From the entries below, list each line with "dried".

> _Entries supplied_:
○ ○ ○
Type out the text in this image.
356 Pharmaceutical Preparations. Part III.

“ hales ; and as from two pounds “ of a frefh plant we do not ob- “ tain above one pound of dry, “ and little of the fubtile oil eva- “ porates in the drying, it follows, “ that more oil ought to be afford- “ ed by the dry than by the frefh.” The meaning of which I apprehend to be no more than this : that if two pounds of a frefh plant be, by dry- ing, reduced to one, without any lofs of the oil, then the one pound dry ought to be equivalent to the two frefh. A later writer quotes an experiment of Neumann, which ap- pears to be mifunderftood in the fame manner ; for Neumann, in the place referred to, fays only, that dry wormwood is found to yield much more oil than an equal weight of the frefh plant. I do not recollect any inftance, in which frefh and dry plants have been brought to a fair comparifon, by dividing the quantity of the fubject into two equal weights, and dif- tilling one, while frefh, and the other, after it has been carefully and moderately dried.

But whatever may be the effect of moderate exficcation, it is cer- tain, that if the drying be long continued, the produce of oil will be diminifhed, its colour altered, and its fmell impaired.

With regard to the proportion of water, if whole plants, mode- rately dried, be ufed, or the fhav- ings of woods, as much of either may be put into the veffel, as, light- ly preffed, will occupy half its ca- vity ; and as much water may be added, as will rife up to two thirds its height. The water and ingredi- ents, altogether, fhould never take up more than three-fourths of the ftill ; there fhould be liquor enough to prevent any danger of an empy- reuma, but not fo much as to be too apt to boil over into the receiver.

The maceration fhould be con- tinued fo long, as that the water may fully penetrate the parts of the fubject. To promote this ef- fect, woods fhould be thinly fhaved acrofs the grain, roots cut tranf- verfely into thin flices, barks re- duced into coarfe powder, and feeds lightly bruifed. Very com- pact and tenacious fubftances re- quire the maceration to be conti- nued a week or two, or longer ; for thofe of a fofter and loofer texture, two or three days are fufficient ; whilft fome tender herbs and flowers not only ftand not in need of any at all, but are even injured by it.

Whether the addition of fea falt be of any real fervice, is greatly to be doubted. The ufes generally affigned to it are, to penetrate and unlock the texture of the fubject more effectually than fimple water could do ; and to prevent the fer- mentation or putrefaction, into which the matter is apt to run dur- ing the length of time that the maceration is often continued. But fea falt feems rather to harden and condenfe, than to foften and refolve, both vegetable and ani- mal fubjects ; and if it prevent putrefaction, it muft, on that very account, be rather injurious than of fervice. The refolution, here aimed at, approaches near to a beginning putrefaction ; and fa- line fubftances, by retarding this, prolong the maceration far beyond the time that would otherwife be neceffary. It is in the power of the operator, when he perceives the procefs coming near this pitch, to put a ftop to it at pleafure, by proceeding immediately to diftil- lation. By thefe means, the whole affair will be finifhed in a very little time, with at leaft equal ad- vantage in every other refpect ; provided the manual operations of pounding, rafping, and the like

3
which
○ ○ ○
> _Solved exercise_:
“ hales ; and as from two pounds “ of a frefh plant we do not ob- “ tain above one pound of dry, “ and little of the fubtile oil eva- “ porates in the drying, it follows, “ that more oil ought to be afford- “ ed by the dry than by the frefh.” The meaning of which I apprehend to be no more than this : that if two pounds of a frefh plant be, by dry- ing, reduced to one, without any lofs of the oil, then the one pound dry ought to be equivalent to the two frefh. A later writer quotes an experiment of Neumann, which ap- pears to be mifunderftood in the fame manner ; for Neumann, in the place referred to, fays only, that dry wormwood is found to yield much more oil than an equal weight of the frefh plant. I do not recollect any inftance, in which frefh and dry plants have been brought to a fair comparifon, by dividing the quantity of the fubject into two equal weights, and dif- tilling one, while frefh, and the other, after it has been carefully and moderately dried.
With regard to the proportion of water, if whole plants, mode- rately dried, be ufed, or the fhav- ings of woods, as much of either may be put into the veffel, as, light- ly preffed, will occupy half its ca- vity ; and as much water may be added, as will rife up to two thirds its height. The water and ingredi- ents, altogether, fhould never take up more than three-fourths of the ftill ; there fhould be liquor enough to prevent any danger of an empy- reuma, but not fo much as to be too apt to boil over into the receiver.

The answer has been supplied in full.